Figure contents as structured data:
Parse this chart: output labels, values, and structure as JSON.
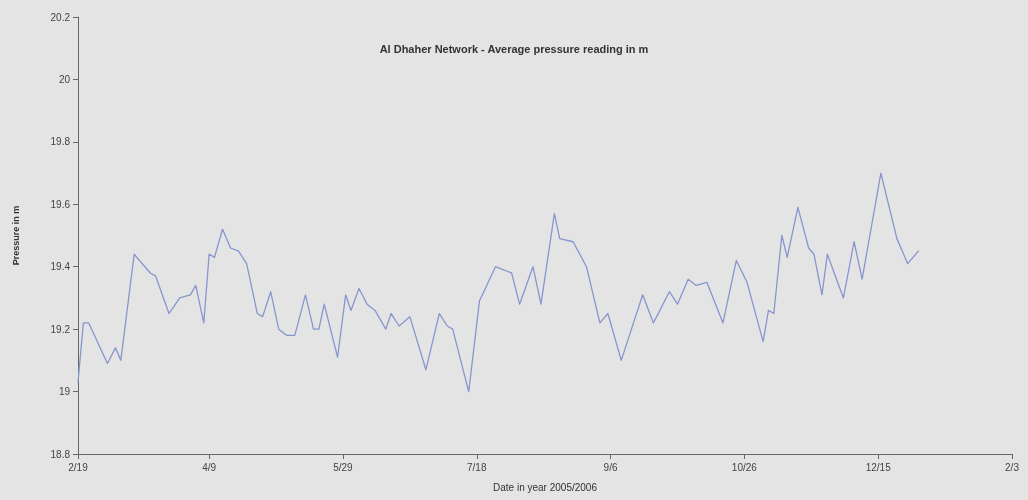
{
  "chart_data": {
    "type": "line",
    "title": "Al Dhaher Network - Average pressure reading in m",
    "xlabel": "Date in year 2005/2006",
    "ylabel": "Pressure in m",
    "x": [
      "2005-02-19",
      "2005-02-21",
      "2005-02-23",
      "2005-03-02",
      "2005-03-05",
      "2005-03-07",
      "2005-03-12",
      "2005-03-18",
      "2005-03-20",
      "2005-03-25",
      "2005-03-29",
      "2005-04-02",
      "2005-04-04",
      "2005-04-07",
      "2005-04-09",
      "2005-04-11",
      "2005-04-14",
      "2005-04-17",
      "2005-04-20",
      "2005-04-23",
      "2005-04-27",
      "2005-04-29",
      "2005-05-02",
      "2005-05-05",
      "2005-05-08",
      "2005-05-11",
      "2005-05-15",
      "2005-05-18",
      "2005-05-20",
      "2005-05-22",
      "2005-05-27",
      "2005-05-30",
      "2005-06-01",
      "2005-06-04",
      "2005-06-07",
      "2005-06-10",
      "2005-06-14",
      "2005-06-16",
      "2005-06-19",
      "2005-06-23",
      "2005-06-29",
      "2005-07-04",
      "2005-07-07",
      "2005-07-09",
      "2005-07-15",
      "2005-07-19",
      "2005-07-25",
      "2005-07-31",
      "2005-08-03",
      "2005-08-08",
      "2005-08-11",
      "2005-08-16",
      "2005-08-18",
      "2005-08-23",
      "2005-08-28",
      "2005-09-02",
      "2005-09-05",
      "2005-09-10",
      "2005-09-18",
      "2005-09-22",
      "2005-09-28",
      "2005-10-01",
      "2005-10-05",
      "2005-10-08",
      "2005-10-12",
      "2005-10-18",
      "2005-10-23",
      "2005-10-27",
      "2005-11-02",
      "2005-11-04",
      "2005-11-06",
      "2005-11-09",
      "2005-11-11",
      "2005-11-15",
      "2005-11-19",
      "2005-11-21",
      "2005-11-24",
      "2005-11-26",
      "2005-12-02",
      "2005-12-06",
      "2005-12-09",
      "2005-12-16",
      "2005-12-22",
      "2005-12-26",
      "2005-12-30"
    ],
    "series": [
      {
        "color": "#8796cf",
        "values": [
          19.03,
          19.22,
          19.22,
          19.09,
          19.14,
          19.1,
          19.44,
          19.38,
          19.37,
          19.25,
          19.3,
          19.31,
          19.34,
          19.22,
          19.44,
          19.43,
          19.52,
          19.46,
          19.45,
          19.41,
          19.25,
          19.24,
          19.32,
          19.2,
          19.18,
          19.18,
          19.31,
          19.2,
          19.2,
          19.28,
          19.11,
          19.31,
          19.26,
          19.33,
          19.28,
          19.26,
          19.2,
          19.25,
          19.21,
          19.24,
          19.07,
          19.25,
          19.21,
          19.2,
          19.0,
          19.29,
          19.4,
          19.38,
          19.28,
          19.4,
          19.28,
          19.57,
          19.49,
          19.48,
          19.4,
          19.22,
          19.25,
          19.1,
          19.31,
          19.22,
          19.32,
          19.28,
          19.36,
          19.34,
          19.35,
          19.22,
          19.42,
          19.35,
          19.16,
          19.26,
          19.25,
          19.5,
          19.43,
          19.59,
          19.46,
          19.44,
          19.31,
          19.44,
          19.3,
          19.48,
          19.36,
          19.7,
          19.49,
          19.41,
          19.45
        ]
      }
    ],
    "xlim": [
      "2005-02-19",
      "2006-02-03"
    ],
    "xticks": [
      {
        "value": "2005-02-19",
        "label": "2/19"
      },
      {
        "value": "2005-04-09",
        "label": "4/9"
      },
      {
        "value": "2005-05-29",
        "label": "5/29"
      },
      {
        "value": "2005-07-18",
        "label": "7/18"
      },
      {
        "value": "2005-09-06",
        "label": "9/6"
      },
      {
        "value": "2005-10-26",
        "label": "10/26"
      },
      {
        "value": "2005-12-15",
        "label": "12/15"
      },
      {
        "value": "2006-02-03",
        "label": "2/3"
      }
    ],
    "ylim": [
      18.8,
      20.2
    ],
    "yticks": [
      18.8,
      19,
      19.2,
      19.4,
      19.6,
      19.8,
      20,
      20.2
    ],
    "grid": false,
    "marker": "none",
    "line_style": "solid"
  }
}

## Set task
Identify every line holding the word "values" and copy it out.

## Task solution
Parse this chart: output labels, values, and structure as JSON.
        "values": [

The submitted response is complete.